Given data:

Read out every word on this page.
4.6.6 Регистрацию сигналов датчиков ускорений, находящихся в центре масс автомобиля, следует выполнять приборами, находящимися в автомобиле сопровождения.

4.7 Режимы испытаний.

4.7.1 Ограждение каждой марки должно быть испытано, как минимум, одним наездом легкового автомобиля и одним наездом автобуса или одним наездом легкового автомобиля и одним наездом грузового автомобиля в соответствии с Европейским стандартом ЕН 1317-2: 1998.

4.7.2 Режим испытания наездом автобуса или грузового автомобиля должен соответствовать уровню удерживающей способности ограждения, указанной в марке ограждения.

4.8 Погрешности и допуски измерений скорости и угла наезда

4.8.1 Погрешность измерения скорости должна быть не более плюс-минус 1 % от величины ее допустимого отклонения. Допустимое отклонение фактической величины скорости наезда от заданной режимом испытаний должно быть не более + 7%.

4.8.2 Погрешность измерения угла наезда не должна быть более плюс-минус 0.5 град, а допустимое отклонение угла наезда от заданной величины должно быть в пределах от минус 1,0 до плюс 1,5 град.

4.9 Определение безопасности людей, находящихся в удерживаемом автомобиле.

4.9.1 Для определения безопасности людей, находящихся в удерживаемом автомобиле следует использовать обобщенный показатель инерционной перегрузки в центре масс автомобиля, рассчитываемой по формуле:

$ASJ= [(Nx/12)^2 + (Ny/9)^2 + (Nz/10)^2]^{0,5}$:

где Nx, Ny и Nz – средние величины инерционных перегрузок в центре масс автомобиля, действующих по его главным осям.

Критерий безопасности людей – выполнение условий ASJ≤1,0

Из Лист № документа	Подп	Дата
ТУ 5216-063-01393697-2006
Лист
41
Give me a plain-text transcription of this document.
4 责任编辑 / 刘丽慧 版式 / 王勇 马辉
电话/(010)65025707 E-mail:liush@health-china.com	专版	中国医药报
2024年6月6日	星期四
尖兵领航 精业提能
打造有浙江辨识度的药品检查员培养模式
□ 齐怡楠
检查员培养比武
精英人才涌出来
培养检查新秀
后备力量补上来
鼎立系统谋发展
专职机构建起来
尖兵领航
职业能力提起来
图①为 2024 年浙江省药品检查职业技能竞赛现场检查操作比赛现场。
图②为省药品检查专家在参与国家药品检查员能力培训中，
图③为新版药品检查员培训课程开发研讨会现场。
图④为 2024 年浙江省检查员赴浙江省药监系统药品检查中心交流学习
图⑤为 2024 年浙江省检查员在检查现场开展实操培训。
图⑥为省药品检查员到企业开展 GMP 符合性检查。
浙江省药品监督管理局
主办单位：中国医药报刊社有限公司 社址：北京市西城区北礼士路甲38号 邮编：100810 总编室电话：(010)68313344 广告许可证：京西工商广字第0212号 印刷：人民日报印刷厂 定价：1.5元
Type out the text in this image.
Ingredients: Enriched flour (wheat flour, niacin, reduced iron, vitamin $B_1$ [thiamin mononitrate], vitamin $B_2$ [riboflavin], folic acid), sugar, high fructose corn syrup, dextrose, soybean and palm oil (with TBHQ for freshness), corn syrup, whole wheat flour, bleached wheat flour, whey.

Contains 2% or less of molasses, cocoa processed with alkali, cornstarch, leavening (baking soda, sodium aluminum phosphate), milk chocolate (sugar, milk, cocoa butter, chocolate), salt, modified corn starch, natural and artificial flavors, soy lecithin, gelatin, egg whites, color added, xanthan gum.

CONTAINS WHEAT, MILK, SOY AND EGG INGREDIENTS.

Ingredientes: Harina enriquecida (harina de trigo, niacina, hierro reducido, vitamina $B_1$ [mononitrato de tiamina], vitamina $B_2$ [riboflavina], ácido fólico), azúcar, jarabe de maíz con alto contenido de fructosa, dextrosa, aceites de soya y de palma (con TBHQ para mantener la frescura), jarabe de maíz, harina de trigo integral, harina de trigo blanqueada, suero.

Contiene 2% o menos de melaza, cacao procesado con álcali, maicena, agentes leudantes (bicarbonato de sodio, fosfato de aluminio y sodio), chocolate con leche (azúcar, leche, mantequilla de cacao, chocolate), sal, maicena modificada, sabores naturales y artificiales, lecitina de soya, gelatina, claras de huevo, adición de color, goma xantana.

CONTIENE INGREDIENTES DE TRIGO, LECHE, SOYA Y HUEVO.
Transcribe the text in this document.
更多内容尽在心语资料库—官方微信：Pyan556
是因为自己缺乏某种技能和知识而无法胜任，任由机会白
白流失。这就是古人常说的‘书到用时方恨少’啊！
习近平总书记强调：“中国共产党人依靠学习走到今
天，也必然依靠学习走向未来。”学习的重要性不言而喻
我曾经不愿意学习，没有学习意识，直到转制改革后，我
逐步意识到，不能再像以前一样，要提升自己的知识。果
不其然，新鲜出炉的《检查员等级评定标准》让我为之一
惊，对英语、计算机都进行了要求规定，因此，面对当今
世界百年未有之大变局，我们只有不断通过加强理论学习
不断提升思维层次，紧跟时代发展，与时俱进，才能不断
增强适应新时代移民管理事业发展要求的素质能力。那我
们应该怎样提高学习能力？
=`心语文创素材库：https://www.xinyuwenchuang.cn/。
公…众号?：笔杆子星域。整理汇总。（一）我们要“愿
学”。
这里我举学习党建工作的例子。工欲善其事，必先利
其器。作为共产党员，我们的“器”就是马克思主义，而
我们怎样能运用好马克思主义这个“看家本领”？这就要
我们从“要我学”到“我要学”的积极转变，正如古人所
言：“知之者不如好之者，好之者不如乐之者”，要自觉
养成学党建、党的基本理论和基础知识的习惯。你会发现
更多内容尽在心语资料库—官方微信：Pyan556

What you need to do:
Go over the records above and tally each line that includes "людей". Give the total by itself.

Reply:
3